Task material:
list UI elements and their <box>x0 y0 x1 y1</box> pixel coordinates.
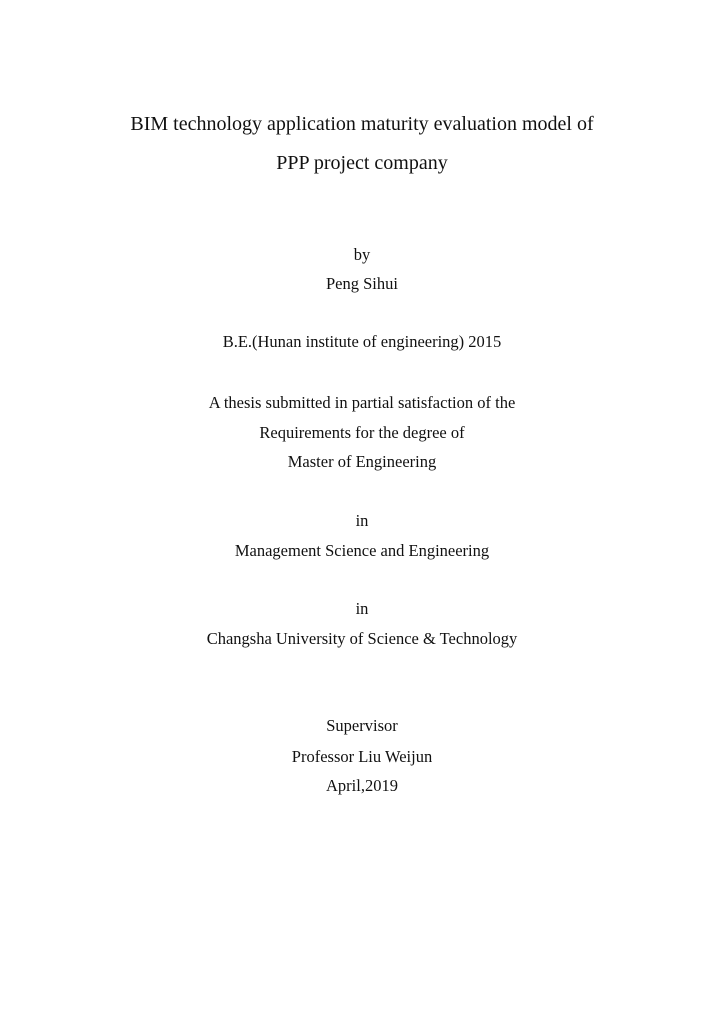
supervisor-label: Supervisor <box>326 716 398 735</box>
submission-statement-line-2: Requirements for the degree of <box>259 423 465 442</box>
institution-name: Changsha University of Science & Technology <box>206 629 518 648</box>
thesis-title-line-1: BIM technology application maturity evaluation model of <box>130 113 594 135</box>
submission-statement-line-1: A thesis submitted in partial satisfaction of the <box>208 393 516 412</box>
author-name: Peng Sihui <box>326 274 398 293</box>
degree-name: Master of Engineering <box>287 452 437 471</box>
field-name: Management Science and Engineering <box>234 541 490 560</box>
supervisor-name: Professor Liu Weijun <box>291 747 433 766</box>
thesis-title-line-2: PPP project company <box>276 152 448 174</box>
institution-in-label: in <box>355 599 369 618</box>
by-label: by <box>353 245 371 264</box>
submission-date: April,2019 <box>326 776 398 795</box>
prior-degree: B.E.(Hunan institute of engineering) 2015 <box>222 332 502 351</box>
field-in-label: in <box>355 511 369 530</box>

Aim: Reproduce every line of the records above word for word, with each box unchanged. Leave the picture out of your answer.

Task response:
list UI elements and their <box>x0 y0 x1 y1</box> pixel coordinates.
supervisor-label: Supervisor <box>326 716 398 735</box>
submission-statement-line-2: Requirements for the degree of <box>259 423 465 442</box>
institution-name: Changsha University of Science & Technology <box>206 629 518 648</box>
thesis-title-line-1: BIM technology application maturity evaluation model of <box>130 113 594 135</box>
submission-statement-line-1: A thesis submitted in partial satisfaction of the <box>208 393 516 412</box>
author-name: Peng Sihui <box>326 274 398 293</box>
degree-name: Master of Engineering <box>287 452 437 471</box>
field-name: Management Science and Engineering <box>234 541 490 560</box>
supervisor-name: Professor Liu Weijun <box>291 747 433 766</box>
thesis-title-line-2: PPP project company <box>276 152 448 174</box>
institution-in-label: in <box>355 599 369 618</box>
by-label: by <box>353 245 371 264</box>
submission-date: April,2019 <box>326 776 398 795</box>
prior-degree: B.E.(Hunan institute of engineering) 2015 <box>222 332 502 351</box>
field-in-label: in <box>355 511 369 530</box>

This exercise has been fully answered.